(ROWS)
_ _ _ _ _

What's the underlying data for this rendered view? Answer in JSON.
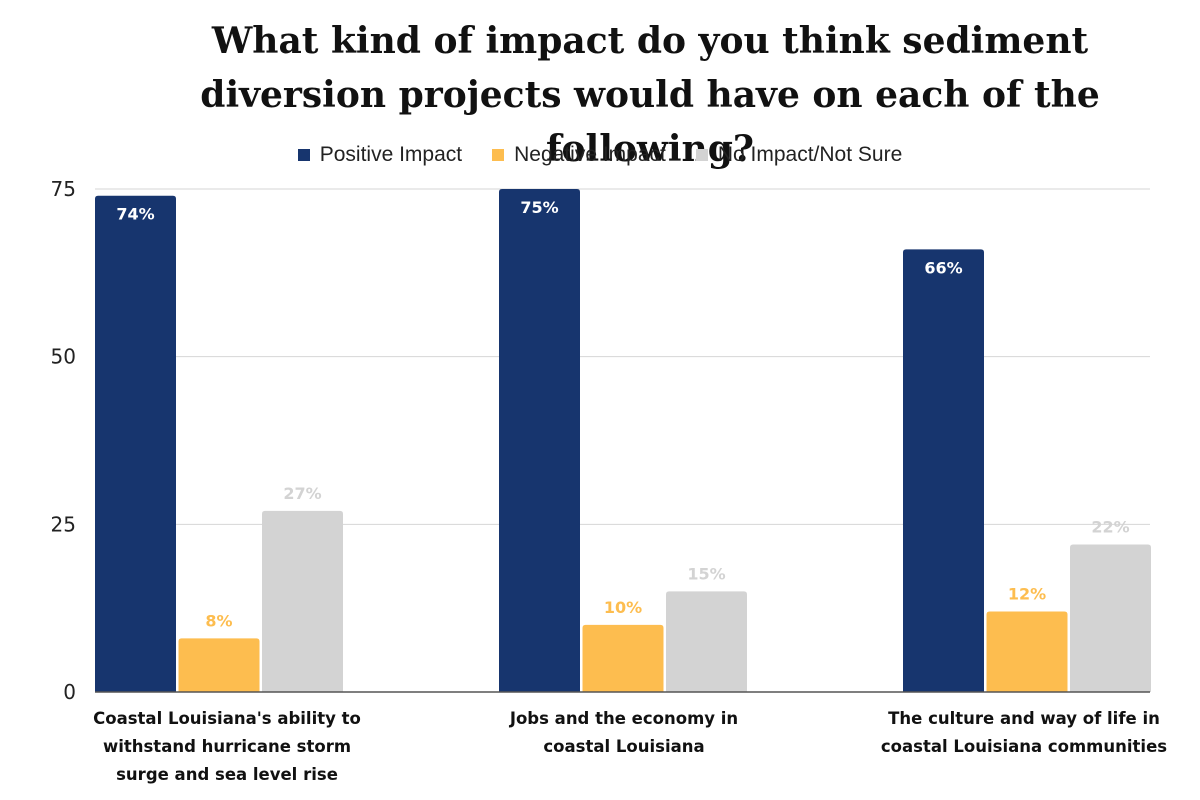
{
  "chart_data": {
    "type": "bar",
    "title": "What kind of impact do you think sediment diversion projects would have on each of the following?",
    "categories": [
      "Coastal Louisiana's ability to withstand hurricane storm surge and sea level rise",
      "Jobs and the economy in coastal Louisiana",
      "The culture and way of life in coastal Louisiana communities"
    ],
    "series": [
      {
        "name": "Positive Impact",
        "color": "#17356e",
        "label_color": "#ffffff",
        "values": [
          74,
          75,
          66
        ],
        "labels": [
          "74%",
          "75%",
          "66%"
        ]
      },
      {
        "name": "Negative Impact",
        "color": "#fdbd4f",
        "label_color": "#fdbd4f",
        "values": [
          8,
          10,
          12
        ],
        "labels": [
          "8%",
          "10%",
          "12%"
        ]
      },
      {
        "name": "No Impact/Not Sure",
        "color": "#d3d3d3",
        "label_color": "#d3d3d3",
        "values": [
          27,
          15,
          22
        ],
        "labels": [
          "27%",
          "15%",
          "22%"
        ]
      }
    ],
    "ylim": [
      0,
      75
    ],
    "yticks": [
      0,
      25,
      50,
      75
    ],
    "ytick_labels": [
      "0",
      "25",
      "50",
      "75"
    ],
    "grid": true,
    "legend_position": "top-center"
  }
}
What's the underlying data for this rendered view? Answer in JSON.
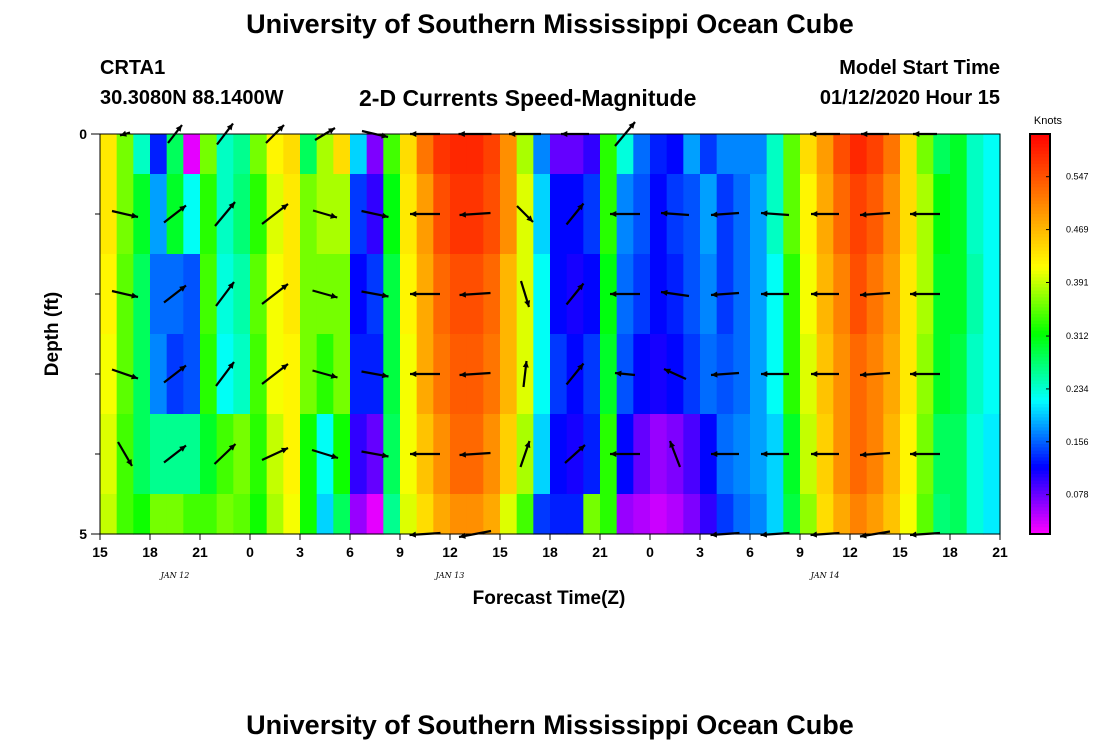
{
  "header": {
    "title_top": "University of Southern Mississippi Ocean Cube",
    "title_bottom": "University of Southern Mississippi Ocean Cube",
    "station_id": "CRTA1",
    "station_coords": "30.3080N 88.1400W",
    "plot_subtitle": "2-D Currents Speed-Magnitude",
    "model_start_label": "Model Start Time",
    "model_start_value": "01/12/2020 Hour 15"
  },
  "colors": {
    "scale": [
      "#ff00ff",
      "#8000ff",
      "#0000ff",
      "#0080ff",
      "#00ffff",
      "#00ff80",
      "#00ff00",
      "#80ff00",
      "#ffff00",
      "#ffc000",
      "#ff8000",
      "#ff4000",
      "#ff0000"
    ],
    "arrow": "#000000"
  },
  "chart_data": {
    "type": "heatmap",
    "title": "2-D Currents Speed-Magnitude",
    "xlabel": "Forecast Time(Z)",
    "ylabel": "Depth (ft)",
    "x_start_hour": 15,
    "x_range_hours": [
      0,
      54
    ],
    "x_ticks": [
      {
        "h": 0,
        "label": "15"
      },
      {
        "h": 3,
        "label": "18"
      },
      {
        "h": 6,
        "label": "21"
      },
      {
        "h": 9,
        "label": "0"
      },
      {
        "h": 12,
        "label": "3"
      },
      {
        "h": 15,
        "label": "6"
      },
      {
        "h": 18,
        "label": "9"
      },
      {
        "h": 21,
        "label": "12"
      },
      {
        "h": 24,
        "label": "15"
      },
      {
        "h": 27,
        "label": "18"
      },
      {
        "h": 30,
        "label": "21"
      },
      {
        "h": 33,
        "label": "0"
      },
      {
        "h": 36,
        "label": "3"
      },
      {
        "h": 39,
        "label": "6"
      },
      {
        "h": 42,
        "label": "9"
      },
      {
        "h": 45,
        "label": "12"
      },
      {
        "h": 48,
        "label": "15"
      },
      {
        "h": 51,
        "label": "18"
      },
      {
        "h": 54,
        "label": "21"
      }
    ],
    "date_labels": [
      {
        "h": 4.5,
        "label": "JAN 12"
      },
      {
        "h": 21,
        "label": "JAN 13"
      },
      {
        "h": 43.5,
        "label": "JAN 14"
      }
    ],
    "y_range_ft": [
      0,
      5
    ],
    "y_ticks": [
      {
        "v": 0,
        "label": "0"
      },
      {
        "v": 5,
        "label": "5"
      }
    ],
    "y_minor_ticks": [
      1,
      2,
      3,
      4
    ],
    "depth_bins_ft": [
      0,
      0.5,
      1.5,
      2.5,
      3.5,
      4.5
    ],
    "colorbar": {
      "unit": "Knots",
      "range": [
        0.02,
        0.61
      ],
      "tick_values": [
        0.078,
        0.156,
        0.234,
        0.312,
        0.391,
        0.469,
        0.547
      ],
      "tick_labels": [
        "0.078",
        "0.156",
        "0.234",
        "0.312",
        "0.391",
        "0.469",
        "0.547"
      ]
    },
    "speed_time_hours": [
      0,
      1,
      2,
      3,
      4,
      5,
      6,
      7,
      8,
      9,
      10,
      11,
      12,
      13,
      14,
      15,
      16,
      17,
      18,
      19,
      20,
      21,
      22,
      23,
      24,
      25,
      26,
      27,
      28,
      29,
      30,
      31,
      32,
      33,
      34,
      35,
      36,
      37,
      38,
      39,
      40,
      41,
      42,
      43,
      44,
      45,
      46,
      47,
      48,
      49,
      50,
      51,
      52,
      53
    ],
    "speed_knots": [
      [
        0.43,
        0.36,
        0.24,
        0.13,
        0.28,
        0.03,
        0.36,
        0.24,
        0.26,
        0.36,
        0.42,
        0.44,
        0.28,
        0.38,
        0.44,
        0.2,
        0.07,
        0.34,
        0.44,
        0.52,
        0.57,
        0.58,
        0.58,
        0.56,
        0.5,
        0.38,
        0.17,
        0.08,
        0.08,
        0.1,
        0.33,
        0.23,
        0.16,
        0.13,
        0.12,
        0.18,
        0.14,
        0.17,
        0.17,
        0.17,
        0.24,
        0.35,
        0.44,
        0.49,
        0.55,
        0.58,
        0.56,
        0.52,
        0.44,
        0.36,
        0.28,
        0.3,
        0.24,
        0.22
      ],
      [
        0.43,
        0.36,
        0.3,
        0.18,
        0.3,
        0.22,
        0.33,
        0.24,
        0.27,
        0.33,
        0.4,
        0.43,
        0.36,
        0.38,
        0.38,
        0.14,
        0.1,
        0.31,
        0.43,
        0.49,
        0.55,
        0.57,
        0.57,
        0.55,
        0.5,
        0.4,
        0.2,
        0.12,
        0.12,
        0.14,
        0.33,
        0.17,
        0.15,
        0.12,
        0.14,
        0.15,
        0.18,
        0.14,
        0.16,
        0.18,
        0.24,
        0.35,
        0.42,
        0.48,
        0.53,
        0.56,
        0.54,
        0.5,
        0.44,
        0.38,
        0.31,
        0.3,
        0.24,
        0.22
      ],
      [
        0.42,
        0.35,
        0.28,
        0.16,
        0.16,
        0.15,
        0.34,
        0.23,
        0.25,
        0.35,
        0.41,
        0.43,
        0.36,
        0.36,
        0.36,
        0.12,
        0.14,
        0.29,
        0.42,
        0.48,
        0.53,
        0.55,
        0.55,
        0.53,
        0.47,
        0.4,
        0.22,
        0.12,
        0.11,
        0.12,
        0.31,
        0.16,
        0.14,
        0.12,
        0.13,
        0.15,
        0.17,
        0.14,
        0.16,
        0.18,
        0.22,
        0.33,
        0.41,
        0.47,
        0.51,
        0.55,
        0.52,
        0.49,
        0.43,
        0.38,
        0.3,
        0.3,
        0.25,
        0.22
      ],
      [
        0.41,
        0.35,
        0.28,
        0.17,
        0.14,
        0.15,
        0.33,
        0.22,
        0.24,
        0.34,
        0.41,
        0.42,
        0.36,
        0.33,
        0.36,
        0.13,
        0.13,
        0.29,
        0.41,
        0.48,
        0.52,
        0.54,
        0.54,
        0.52,
        0.47,
        0.4,
        0.22,
        0.14,
        0.12,
        0.14,
        0.3,
        0.15,
        0.12,
        0.11,
        0.12,
        0.14,
        0.16,
        0.15,
        0.16,
        0.18,
        0.22,
        0.33,
        0.4,
        0.46,
        0.5,
        0.53,
        0.51,
        0.48,
        0.43,
        0.37,
        0.3,
        0.29,
        0.24,
        0.22
      ],
      [
        0.4,
        0.34,
        0.28,
        0.26,
        0.26,
        0.26,
        0.3,
        0.34,
        0.36,
        0.33,
        0.39,
        0.42,
        0.32,
        0.22,
        0.32,
        0.1,
        0.08,
        0.28,
        0.41,
        0.46,
        0.5,
        0.53,
        0.53,
        0.5,
        0.45,
        0.38,
        0.2,
        0.12,
        0.11,
        0.13,
        0.33,
        0.12,
        0.08,
        0.06,
        0.07,
        0.09,
        0.12,
        0.16,
        0.17,
        0.18,
        0.2,
        0.3,
        0.39,
        0.45,
        0.5,
        0.53,
        0.51,
        0.47,
        0.42,
        0.36,
        0.28,
        0.28,
        0.23,
        0.21
      ],
      [
        0.39,
        0.34,
        0.32,
        0.36,
        0.36,
        0.34,
        0.34,
        0.36,
        0.35,
        0.32,
        0.38,
        0.41,
        0.32,
        0.2,
        0.28,
        0.06,
        0.03,
        0.26,
        0.4,
        0.44,
        0.48,
        0.5,
        0.5,
        0.48,
        0.4,
        0.34,
        0.14,
        0.13,
        0.13,
        0.36,
        0.33,
        0.06,
        0.05,
        0.04,
        0.05,
        0.07,
        0.1,
        0.14,
        0.16,
        0.17,
        0.2,
        0.29,
        0.37,
        0.44,
        0.48,
        0.51,
        0.49,
        0.46,
        0.41,
        0.35,
        0.27,
        0.28,
        0.23,
        0.21
      ]
    ],
    "arrow_time_hours": [
      1.5,
      4.5,
      7.5,
      10.5,
      13.5,
      16.5,
      19.5,
      22.5,
      25.5,
      28.5,
      31.5,
      34.5,
      37.5,
      40.5,
      43.5,
      46.5,
      49.5
    ],
    "arrow_depths_ft": [
      0,
      1,
      2,
      3,
      4,
      5
    ],
    "arrows": [
      [
        [
          -0.1,
          0.03
        ],
        [
          0.14,
          -0.18
        ],
        [
          0.16,
          -0.21
        ],
        [
          0.18,
          -0.18
        ],
        [
          0.2,
          -0.12
        ],
        [
          0.26,
          0.06
        ],
        [
          -0.3,
          0.0
        ],
        [
          -0.33,
          0.0
        ],
        [
          -0.32,
          0.0
        ],
        [
          -0.28,
          0.0
        ],
        [
          0.2,
          -0.24
        ],
        [
          0.0,
          0.0
        ],
        [
          0.0,
          0.0
        ],
        [
          0.0,
          0.0
        ],
        [
          -0.3,
          0.0
        ],
        [
          -0.28,
          0.0
        ],
        [
          -0.24,
          0.0
        ]
      ],
      [
        [
          0.26,
          0.06
        ],
        [
          0.22,
          -0.17
        ],
        [
          0.2,
          -0.24
        ],
        [
          0.26,
          -0.2
        ],
        [
          0.24,
          0.07
        ],
        [
          0.27,
          0.06
        ],
        [
          -0.3,
          0.0
        ],
        [
          -0.31,
          0.02
        ],
        [
          0.16,
          0.16
        ],
        [
          0.17,
          -0.21
        ],
        [
          -0.3,
          0.0
        ],
        [
          -0.28,
          -0.02
        ],
        [
          -0.28,
          0.02
        ],
        [
          -0.28,
          -0.02
        ],
        [
          -0.28,
          0.0
        ],
        [
          -0.3,
          0.02
        ],
        [
          -0.3,
          0.0
        ]
      ],
      [
        [
          0.26,
          0.06
        ],
        [
          0.22,
          -0.17
        ],
        [
          0.18,
          -0.24
        ],
        [
          0.26,
          -0.2
        ],
        [
          0.25,
          0.07
        ],
        [
          0.27,
          0.05
        ],
        [
          -0.3,
          0.0
        ],
        [
          -0.31,
          0.02
        ],
        [
          0.08,
          0.26
        ],
        [
          0.17,
          -0.21
        ],
        [
          -0.3,
          0.0
        ],
        [
          -0.28,
          -0.04
        ],
        [
          -0.28,
          0.02
        ],
        [
          -0.28,
          0.0
        ],
        [
          -0.28,
          0.0
        ],
        [
          -0.3,
          0.02
        ],
        [
          -0.3,
          0.0
        ]
      ],
      [
        [
          0.26,
          0.09
        ],
        [
          0.22,
          -0.17
        ],
        [
          0.18,
          -0.24
        ],
        [
          0.26,
          -0.2
        ],
        [
          0.25,
          0.07
        ],
        [
          0.27,
          0.05
        ],
        [
          -0.3,
          0.0
        ],
        [
          -0.31,
          0.02
        ],
        [
          0.03,
          -0.26
        ],
        [
          0.17,
          -0.21
        ],
        [
          -0.2,
          -0.02
        ],
        [
          -0.22,
          -0.1
        ],
        [
          -0.28,
          0.02
        ],
        [
          -0.28,
          0.0
        ],
        [
          -0.28,
          0.0
        ],
        [
          -0.3,
          0.02
        ],
        [
          -0.3,
          0.0
        ]
      ],
      [
        [
          0.14,
          0.24
        ],
        [
          0.22,
          -0.17
        ],
        [
          0.21,
          -0.2
        ],
        [
          0.26,
          -0.12
        ],
        [
          0.26,
          0.08
        ],
        [
          0.27,
          0.05
        ],
        [
          -0.3,
          0.0
        ],
        [
          -0.31,
          0.02
        ],
        [
          0.09,
          -0.26
        ],
        [
          0.2,
          -0.18
        ],
        [
          -0.3,
          0.0
        ],
        [
          -0.1,
          -0.26
        ],
        [
          -0.28,
          0.0
        ],
        [
          -0.28,
          0.0
        ],
        [
          -0.28,
          0.0
        ],
        [
          -0.3,
          0.02
        ],
        [
          -0.3,
          0.0
        ]
      ],
      [
        [
          0.0,
          0.0
        ],
        [
          0.0,
          0.0
        ],
        [
          0.0,
          0.0
        ],
        [
          0.0,
          0.0
        ],
        [
          0.0,
          0.0
        ],
        [
          0.0,
          0.0
        ],
        [
          -0.31,
          0.02
        ],
        [
          -0.32,
          0.06
        ],
        [
          0.0,
          0.0
        ],
        [
          0.0,
          0.0
        ],
        [
          0.0,
          0.0
        ],
        [
          0.0,
          0.0
        ],
        [
          -0.29,
          0.02
        ],
        [
          -0.29,
          0.02
        ],
        [
          -0.29,
          0.02
        ],
        [
          -0.3,
          0.05
        ],
        [
          -0.3,
          0.02
        ]
      ]
    ]
  }
}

_ _ _ _ _

(EXERCISE AIM)
How many lines in the listing above contain "Currents"? Answer with the number alone.

(PROBLEM SOLUTION)
2